§ RECORD LIST
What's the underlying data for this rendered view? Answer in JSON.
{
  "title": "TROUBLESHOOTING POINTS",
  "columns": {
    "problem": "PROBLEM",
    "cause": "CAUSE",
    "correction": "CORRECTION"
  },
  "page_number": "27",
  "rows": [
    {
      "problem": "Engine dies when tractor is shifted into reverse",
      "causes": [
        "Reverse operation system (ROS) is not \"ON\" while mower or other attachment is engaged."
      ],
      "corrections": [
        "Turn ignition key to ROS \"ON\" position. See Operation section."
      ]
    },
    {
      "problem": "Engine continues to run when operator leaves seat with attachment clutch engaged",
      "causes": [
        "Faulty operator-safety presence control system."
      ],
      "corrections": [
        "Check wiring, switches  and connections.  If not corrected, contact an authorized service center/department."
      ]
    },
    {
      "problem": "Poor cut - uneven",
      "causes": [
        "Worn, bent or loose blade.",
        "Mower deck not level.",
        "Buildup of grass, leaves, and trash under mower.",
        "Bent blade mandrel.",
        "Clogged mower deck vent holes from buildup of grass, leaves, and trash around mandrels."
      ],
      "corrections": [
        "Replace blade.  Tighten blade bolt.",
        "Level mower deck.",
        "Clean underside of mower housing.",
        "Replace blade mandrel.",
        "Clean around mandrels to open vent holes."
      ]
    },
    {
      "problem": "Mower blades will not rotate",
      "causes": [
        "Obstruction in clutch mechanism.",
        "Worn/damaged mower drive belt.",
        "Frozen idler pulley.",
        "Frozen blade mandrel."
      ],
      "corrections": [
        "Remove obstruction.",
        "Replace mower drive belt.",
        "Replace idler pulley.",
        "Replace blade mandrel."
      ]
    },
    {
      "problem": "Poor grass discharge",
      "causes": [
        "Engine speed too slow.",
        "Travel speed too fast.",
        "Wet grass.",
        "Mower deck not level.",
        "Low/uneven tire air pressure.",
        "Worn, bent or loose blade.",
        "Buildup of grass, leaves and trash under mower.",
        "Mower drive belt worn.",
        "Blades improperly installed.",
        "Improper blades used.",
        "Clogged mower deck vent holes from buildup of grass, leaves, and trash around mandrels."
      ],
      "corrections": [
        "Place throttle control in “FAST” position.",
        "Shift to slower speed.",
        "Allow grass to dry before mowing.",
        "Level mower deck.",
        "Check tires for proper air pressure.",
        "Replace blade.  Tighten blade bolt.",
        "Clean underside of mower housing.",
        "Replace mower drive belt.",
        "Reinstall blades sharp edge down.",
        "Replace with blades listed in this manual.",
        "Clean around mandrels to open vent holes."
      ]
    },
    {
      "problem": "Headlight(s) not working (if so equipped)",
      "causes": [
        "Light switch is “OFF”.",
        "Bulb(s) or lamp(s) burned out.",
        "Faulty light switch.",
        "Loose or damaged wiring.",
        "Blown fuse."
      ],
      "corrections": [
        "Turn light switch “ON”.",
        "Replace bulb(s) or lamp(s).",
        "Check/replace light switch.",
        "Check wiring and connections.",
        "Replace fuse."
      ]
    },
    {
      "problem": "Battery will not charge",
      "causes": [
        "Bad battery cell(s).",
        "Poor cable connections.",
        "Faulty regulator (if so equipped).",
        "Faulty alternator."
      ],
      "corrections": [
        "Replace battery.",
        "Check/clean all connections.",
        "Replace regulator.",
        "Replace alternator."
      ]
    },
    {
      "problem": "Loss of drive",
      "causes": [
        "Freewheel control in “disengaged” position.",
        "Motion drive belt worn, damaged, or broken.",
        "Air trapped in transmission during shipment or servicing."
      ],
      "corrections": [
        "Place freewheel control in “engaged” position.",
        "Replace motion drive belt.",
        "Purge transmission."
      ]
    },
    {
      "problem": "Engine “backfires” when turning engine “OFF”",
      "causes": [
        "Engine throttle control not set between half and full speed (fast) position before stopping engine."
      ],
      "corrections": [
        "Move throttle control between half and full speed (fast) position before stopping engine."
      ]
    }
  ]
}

§ PROBLEM STATEMENT
Copy every line in the listing above where the string "uneven" turns up.

§ RESPONSE TO THIS EXERCISE
      "problem": "Poor cut - uneven",
        "Low/uneven tire air pressure.",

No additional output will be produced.